### DATA FOR THIS TASK
----

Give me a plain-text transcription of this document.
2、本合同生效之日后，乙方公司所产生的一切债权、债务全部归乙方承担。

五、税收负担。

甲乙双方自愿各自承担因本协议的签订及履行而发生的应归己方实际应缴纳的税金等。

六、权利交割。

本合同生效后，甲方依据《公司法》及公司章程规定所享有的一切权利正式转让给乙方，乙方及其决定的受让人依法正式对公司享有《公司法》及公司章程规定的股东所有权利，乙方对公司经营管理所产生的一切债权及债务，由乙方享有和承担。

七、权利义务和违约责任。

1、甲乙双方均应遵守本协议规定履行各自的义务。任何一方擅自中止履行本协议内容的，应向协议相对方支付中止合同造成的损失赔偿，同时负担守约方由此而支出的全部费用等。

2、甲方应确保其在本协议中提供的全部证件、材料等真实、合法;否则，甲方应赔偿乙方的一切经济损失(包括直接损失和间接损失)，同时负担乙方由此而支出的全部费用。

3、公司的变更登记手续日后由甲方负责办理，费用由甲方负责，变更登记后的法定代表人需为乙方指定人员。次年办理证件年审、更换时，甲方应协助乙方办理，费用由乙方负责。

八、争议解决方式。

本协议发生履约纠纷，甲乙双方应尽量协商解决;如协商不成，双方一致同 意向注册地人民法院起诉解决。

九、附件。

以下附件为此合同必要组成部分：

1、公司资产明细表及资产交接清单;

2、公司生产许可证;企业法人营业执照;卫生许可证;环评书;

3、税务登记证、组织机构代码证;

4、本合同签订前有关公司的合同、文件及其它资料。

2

----

### SET TASK
Reproduce the full set of records precisely.

### RIGHT ANSWER
Give me a plain-text transcription of this document.
2、本合同生效之日后，乙方公司所产生的一切债权、债务全部归乙方承担。

五、税收负担。

甲乙双方自愿各自承担因本协议的签订及履行而发生的应归己方实际应缴纳的税金等。

六、权利交割。

本合同生效后，甲方依据《公司法》及公司章程规定所享有的一切权利正式转让给乙方，乙方及其决定的受让人依法正式对公司享有《公司法》及公司章程规定的股东所有权利，乙方对公司经营管理所产生的一切债权及债务，由乙方享有和承担。

七、权利义务和违约责任。

1、甲乙双方均应遵守本协议规定履行各自的义务。任何一方擅自中止履行本协议内容的，应向协议相对方支付中止合同造成的损失赔偿，同时负担守约方由此而支出的全部费用等。

2、甲方应确保其在本协议中提供的全部证件、材料等真实、合法;否则，甲方应赔偿乙方的一切经济损失(包括直接损失和间接损失)，同时负担乙方由此而支出的全部费用。

3、公司的变更登记手续日后由甲方负责办理，费用由甲方负责，变更登记后的法定代表人需为乙方指定人员。次年办理证件年审、更换时，甲方应协助乙方办理，费用由乙方负责。

八、争议解决方式。

本协议发生履约纠纷，甲乙双方应尽量协商解决;如协商不成，双方一致同 意向注册地人民法院起诉解决。

九、附件。

以下附件为此合同必要组成部分：

1、公司资产明细表及资产交接清单;

2、公司生产许可证;企业法人营业执照;卫生许可证;环评书;

3、税务登记证、组织机构代码证;

4、本合同签订前有关公司的合同、文件及其它资料。

2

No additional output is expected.